PROBLEM DESCRIPTION: Write out the data again in full, exactly as it reads.

(Saved entries)
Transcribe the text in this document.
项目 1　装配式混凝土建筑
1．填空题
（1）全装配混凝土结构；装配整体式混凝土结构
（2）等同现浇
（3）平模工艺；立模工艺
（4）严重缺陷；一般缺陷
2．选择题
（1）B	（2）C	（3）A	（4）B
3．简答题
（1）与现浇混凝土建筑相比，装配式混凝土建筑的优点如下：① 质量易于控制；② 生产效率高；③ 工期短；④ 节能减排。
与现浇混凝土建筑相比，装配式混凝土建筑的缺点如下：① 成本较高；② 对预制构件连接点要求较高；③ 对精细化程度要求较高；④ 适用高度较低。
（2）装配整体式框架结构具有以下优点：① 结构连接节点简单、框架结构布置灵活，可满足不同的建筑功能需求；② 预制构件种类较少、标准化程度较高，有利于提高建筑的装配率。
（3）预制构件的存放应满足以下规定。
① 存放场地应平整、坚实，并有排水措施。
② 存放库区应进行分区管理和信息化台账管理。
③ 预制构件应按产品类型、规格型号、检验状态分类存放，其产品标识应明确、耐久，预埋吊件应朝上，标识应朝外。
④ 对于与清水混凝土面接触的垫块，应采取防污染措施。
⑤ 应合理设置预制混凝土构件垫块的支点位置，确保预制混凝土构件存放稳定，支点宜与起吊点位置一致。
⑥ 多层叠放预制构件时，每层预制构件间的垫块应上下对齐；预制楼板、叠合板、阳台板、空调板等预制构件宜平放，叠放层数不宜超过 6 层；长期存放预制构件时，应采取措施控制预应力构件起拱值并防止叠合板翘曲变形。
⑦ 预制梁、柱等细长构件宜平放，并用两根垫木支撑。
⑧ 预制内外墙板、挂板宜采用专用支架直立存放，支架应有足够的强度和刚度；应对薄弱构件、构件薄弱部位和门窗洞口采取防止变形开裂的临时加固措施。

EXERCISE RESPONSE:
Transcribe the text in this document.
项目 1　装配式混凝土建筑
1．填空题
（1）全装配混凝土结构；装配整体式混凝土结构
（2）等同现浇
（3）平模工艺；立模工艺
（4）严重缺陷；一般缺陷
2．选择题
（1）B	（2）C	（3）A	（4）B
3．简答题
（1）与现浇混凝土建筑相比，装配式混凝土建筑的优点如下：① 质量易于控制；② 生产效率高；③ 工期短；④ 节能减排。
与现浇混凝土建筑相比，装配式混凝土建筑的缺点如下：① 成本较高；② 对预制构件连接点要求较高；③ 对精细化程度要求较高；④ 适用高度较低。
（2）装配整体式框架结构具有以下优点：① 结构连接节点简单、框架结构布置灵活，可满足不同的建筑功能需求；② 预制构件种类较少、标准化程度较高，有利于提高建筑的装配率。
（3）预制构件的存放应满足以下规定。
① 存放场地应平整、坚实，并有排水措施。
② 存放库区应进行分区管理和信息化台账管理。
③ 预制构件应按产品类型、规格型号、检验状态分类存放，其产品标识应明确、耐久，预埋吊件应朝上，标识应朝外。
④ 对于与清水混凝土面接触的垫块，应采取防污染措施。
⑤ 应合理设置预制混凝土构件垫块的支点位置，确保预制混凝土构件存放稳定，支点宜与起吊点位置一致。
⑥ 多层叠放预制构件时，每层预制构件间的垫块应上下对齐；预制楼板、叠合板、阳台板、空调板等预制构件宜平放，叠放层数不宜超过 6 层；长期存放预制构件时，应采取措施控制预应力构件起拱值并防止叠合板翘曲变形。
⑦ 预制梁、柱等细长构件宜平放，并用两根垫木支撑。
⑧ 预制内外墙板、挂板宜采用专用支架直立存放，支架应有足够的强度和刚度；应对薄弱构件、构件薄弱部位和门窗洞口采取防止变形开裂的临时加固措施。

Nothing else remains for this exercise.